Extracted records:
|---|

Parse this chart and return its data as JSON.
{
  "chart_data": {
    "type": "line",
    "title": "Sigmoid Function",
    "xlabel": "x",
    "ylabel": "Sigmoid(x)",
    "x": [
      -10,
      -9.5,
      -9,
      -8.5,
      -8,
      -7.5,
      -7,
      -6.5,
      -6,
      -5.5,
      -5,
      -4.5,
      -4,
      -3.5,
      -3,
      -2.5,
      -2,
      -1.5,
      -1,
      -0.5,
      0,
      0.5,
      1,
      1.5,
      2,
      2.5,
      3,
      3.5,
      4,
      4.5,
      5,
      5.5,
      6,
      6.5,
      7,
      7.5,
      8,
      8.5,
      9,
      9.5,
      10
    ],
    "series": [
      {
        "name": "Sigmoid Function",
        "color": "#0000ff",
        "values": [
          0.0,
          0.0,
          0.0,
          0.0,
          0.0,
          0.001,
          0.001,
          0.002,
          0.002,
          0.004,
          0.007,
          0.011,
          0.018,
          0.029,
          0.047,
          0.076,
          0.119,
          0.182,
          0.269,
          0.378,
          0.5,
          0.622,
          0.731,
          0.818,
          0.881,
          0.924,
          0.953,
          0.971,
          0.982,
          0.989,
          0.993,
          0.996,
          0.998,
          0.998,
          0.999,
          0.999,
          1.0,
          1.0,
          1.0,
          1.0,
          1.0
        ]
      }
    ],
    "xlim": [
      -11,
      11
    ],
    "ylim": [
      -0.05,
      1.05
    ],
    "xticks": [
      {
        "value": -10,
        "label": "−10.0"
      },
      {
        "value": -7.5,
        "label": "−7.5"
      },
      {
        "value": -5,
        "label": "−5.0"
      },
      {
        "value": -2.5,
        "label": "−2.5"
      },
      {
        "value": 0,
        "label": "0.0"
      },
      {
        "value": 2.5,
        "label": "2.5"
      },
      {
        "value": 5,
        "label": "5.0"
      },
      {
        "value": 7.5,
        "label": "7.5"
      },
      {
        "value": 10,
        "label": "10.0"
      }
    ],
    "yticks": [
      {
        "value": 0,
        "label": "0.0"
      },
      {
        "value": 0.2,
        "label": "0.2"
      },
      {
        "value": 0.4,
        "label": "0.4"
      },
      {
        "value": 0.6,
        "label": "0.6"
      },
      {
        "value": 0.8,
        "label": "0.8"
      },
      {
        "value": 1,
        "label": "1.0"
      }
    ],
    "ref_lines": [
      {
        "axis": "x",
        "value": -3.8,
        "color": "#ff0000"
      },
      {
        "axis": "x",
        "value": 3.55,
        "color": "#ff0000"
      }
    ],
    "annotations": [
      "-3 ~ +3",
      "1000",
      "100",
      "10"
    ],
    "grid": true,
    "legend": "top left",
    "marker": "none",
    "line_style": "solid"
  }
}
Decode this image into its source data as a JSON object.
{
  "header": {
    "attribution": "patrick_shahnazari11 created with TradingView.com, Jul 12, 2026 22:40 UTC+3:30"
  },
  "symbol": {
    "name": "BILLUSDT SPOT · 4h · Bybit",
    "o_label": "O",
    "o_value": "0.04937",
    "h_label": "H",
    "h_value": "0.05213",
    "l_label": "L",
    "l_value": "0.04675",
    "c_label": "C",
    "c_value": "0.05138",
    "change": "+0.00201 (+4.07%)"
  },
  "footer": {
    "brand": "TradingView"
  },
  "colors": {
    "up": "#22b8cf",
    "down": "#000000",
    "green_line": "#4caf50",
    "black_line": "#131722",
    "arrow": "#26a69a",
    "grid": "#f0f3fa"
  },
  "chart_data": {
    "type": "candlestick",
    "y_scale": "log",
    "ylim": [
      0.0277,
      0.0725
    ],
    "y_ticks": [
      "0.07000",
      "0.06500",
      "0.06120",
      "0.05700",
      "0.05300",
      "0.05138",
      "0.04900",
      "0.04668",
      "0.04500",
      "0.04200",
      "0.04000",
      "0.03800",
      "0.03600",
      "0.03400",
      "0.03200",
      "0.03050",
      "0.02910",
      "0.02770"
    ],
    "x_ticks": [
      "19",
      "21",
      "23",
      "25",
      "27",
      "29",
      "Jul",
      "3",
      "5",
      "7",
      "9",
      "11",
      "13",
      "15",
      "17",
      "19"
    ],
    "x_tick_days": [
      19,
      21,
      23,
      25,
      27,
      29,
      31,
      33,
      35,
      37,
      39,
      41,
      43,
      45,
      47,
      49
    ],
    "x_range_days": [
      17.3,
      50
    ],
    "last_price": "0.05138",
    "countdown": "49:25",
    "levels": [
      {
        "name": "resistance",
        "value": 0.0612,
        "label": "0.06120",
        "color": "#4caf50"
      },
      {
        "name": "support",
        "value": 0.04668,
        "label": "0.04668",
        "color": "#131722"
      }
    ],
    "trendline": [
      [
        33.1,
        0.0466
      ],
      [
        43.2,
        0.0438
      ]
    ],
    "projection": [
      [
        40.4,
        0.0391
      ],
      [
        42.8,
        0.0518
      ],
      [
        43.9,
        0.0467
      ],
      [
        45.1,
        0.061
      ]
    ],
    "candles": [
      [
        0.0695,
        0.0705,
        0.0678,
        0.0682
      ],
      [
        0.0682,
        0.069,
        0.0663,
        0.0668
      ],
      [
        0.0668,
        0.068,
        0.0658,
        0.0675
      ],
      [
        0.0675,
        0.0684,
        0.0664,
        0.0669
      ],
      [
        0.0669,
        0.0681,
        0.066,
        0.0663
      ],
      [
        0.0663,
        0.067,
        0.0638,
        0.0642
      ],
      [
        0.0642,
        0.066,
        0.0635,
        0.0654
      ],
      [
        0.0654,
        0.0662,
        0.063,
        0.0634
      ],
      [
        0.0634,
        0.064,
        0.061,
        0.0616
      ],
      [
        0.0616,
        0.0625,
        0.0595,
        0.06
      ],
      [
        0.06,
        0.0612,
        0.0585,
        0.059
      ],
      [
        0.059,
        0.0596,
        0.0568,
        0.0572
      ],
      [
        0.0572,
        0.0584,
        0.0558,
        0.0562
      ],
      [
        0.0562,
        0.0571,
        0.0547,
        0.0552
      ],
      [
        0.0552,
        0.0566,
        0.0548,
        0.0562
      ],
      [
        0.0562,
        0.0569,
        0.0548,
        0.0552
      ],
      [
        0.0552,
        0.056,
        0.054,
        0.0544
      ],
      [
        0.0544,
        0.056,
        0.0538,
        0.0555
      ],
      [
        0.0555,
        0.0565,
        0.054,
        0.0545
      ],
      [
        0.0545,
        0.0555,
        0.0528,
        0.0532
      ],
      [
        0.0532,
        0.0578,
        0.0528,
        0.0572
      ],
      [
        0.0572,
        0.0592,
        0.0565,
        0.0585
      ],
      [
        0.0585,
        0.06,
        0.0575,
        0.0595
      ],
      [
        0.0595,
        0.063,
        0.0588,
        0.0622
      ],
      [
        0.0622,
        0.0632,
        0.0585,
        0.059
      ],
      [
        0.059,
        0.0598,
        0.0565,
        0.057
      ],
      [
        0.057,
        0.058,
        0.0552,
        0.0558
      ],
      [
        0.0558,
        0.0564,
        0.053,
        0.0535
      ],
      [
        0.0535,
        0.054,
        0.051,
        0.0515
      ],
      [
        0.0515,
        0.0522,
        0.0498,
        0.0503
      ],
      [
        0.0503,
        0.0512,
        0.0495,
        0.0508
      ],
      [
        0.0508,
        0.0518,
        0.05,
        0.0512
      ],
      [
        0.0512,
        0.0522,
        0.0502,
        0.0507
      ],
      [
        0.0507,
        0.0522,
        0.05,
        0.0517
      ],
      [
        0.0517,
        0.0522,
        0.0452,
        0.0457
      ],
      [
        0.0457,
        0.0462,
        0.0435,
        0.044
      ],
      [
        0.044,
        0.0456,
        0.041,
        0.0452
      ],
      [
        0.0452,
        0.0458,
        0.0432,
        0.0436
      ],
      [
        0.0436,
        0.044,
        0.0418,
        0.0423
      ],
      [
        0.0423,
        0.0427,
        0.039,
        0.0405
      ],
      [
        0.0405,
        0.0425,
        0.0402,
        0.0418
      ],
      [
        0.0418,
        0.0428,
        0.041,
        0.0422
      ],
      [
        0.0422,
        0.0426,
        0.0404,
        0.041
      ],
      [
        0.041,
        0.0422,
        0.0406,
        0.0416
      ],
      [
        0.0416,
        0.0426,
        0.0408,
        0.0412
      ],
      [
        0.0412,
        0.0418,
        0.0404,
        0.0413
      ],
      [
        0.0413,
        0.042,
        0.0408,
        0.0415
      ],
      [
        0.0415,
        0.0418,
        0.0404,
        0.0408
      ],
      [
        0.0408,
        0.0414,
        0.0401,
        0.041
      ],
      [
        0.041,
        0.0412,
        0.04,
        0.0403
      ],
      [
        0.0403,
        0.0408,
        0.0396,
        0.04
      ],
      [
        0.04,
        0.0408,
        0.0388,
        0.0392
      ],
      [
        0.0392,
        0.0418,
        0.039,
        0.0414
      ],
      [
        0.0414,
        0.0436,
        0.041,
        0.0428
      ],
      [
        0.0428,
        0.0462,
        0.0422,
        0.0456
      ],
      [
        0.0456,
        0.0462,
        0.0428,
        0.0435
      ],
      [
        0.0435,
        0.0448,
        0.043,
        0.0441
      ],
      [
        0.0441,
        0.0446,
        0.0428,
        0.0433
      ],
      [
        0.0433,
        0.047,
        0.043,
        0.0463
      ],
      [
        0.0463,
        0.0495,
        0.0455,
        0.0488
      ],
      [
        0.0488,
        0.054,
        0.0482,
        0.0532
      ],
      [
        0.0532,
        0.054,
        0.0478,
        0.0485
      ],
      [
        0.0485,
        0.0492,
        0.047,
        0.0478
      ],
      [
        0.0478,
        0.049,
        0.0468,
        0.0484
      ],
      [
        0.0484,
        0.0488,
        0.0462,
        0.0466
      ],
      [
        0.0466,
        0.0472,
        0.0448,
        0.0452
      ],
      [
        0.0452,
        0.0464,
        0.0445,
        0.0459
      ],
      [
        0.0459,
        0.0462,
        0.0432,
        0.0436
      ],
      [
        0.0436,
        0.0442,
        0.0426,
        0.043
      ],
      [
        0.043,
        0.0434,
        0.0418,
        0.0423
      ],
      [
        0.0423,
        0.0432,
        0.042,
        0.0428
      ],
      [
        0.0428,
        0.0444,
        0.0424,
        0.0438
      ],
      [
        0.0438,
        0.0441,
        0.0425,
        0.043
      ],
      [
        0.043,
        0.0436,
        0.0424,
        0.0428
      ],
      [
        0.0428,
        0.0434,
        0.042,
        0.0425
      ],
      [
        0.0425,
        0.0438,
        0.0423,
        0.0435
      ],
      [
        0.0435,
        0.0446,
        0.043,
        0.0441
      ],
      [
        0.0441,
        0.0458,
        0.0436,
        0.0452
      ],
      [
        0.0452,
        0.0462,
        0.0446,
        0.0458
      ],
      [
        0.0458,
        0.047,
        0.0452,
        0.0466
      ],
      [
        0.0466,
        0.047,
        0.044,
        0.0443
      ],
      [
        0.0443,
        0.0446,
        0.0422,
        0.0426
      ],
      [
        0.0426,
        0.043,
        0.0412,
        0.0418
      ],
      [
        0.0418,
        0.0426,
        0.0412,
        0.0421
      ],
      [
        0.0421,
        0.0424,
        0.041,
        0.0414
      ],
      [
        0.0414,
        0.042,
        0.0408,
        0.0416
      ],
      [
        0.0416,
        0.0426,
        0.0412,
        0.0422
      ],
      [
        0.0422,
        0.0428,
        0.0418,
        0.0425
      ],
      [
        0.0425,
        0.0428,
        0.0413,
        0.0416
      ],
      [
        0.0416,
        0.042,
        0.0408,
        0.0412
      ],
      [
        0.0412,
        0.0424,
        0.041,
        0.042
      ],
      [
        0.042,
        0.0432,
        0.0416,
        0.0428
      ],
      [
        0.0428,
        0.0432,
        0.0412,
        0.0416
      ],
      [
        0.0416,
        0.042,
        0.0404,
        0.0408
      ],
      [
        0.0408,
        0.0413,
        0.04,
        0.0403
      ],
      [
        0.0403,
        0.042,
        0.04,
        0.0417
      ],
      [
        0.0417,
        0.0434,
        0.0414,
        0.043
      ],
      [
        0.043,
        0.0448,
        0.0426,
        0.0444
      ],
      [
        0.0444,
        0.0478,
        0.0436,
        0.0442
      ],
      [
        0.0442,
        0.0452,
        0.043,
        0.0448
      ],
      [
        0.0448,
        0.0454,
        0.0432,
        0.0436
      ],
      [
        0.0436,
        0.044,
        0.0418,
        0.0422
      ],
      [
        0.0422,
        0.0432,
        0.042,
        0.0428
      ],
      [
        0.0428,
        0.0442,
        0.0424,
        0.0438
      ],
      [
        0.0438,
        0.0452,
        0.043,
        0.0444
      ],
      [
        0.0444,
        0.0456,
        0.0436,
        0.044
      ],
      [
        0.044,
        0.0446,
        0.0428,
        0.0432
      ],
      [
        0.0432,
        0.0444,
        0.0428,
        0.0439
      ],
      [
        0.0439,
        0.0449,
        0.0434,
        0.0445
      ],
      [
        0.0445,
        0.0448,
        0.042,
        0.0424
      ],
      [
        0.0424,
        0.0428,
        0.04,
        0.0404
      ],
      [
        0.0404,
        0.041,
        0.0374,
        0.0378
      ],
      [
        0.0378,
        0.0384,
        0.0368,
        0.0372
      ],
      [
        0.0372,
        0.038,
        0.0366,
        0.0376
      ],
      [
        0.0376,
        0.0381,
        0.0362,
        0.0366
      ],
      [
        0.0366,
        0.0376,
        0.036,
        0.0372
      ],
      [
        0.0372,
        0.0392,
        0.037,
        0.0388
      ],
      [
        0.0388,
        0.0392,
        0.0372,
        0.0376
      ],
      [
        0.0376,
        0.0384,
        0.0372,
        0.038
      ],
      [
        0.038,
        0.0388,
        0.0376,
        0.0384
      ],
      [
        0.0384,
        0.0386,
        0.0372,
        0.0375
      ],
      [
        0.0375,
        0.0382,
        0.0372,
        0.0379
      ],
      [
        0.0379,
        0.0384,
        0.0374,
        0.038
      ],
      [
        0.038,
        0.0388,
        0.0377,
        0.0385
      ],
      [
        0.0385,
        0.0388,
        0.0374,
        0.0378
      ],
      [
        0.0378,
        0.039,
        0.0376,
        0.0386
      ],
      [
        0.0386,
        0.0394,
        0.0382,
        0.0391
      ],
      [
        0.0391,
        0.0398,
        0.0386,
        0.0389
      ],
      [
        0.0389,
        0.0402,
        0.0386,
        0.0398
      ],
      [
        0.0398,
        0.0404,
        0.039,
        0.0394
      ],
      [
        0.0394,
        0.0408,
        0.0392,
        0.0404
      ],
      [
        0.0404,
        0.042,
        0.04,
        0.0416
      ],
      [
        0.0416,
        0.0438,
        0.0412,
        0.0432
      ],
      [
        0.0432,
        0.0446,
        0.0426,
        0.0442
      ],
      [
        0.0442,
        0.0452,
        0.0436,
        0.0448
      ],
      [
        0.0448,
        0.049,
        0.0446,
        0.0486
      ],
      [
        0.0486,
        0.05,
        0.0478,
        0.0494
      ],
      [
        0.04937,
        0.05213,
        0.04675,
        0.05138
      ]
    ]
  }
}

|---|

Return every line of the preceding records in which the word "JSON" appears.

Right answer:
Parse this chart and return its data as JSON.
Decode this image into its source data as a JSON object.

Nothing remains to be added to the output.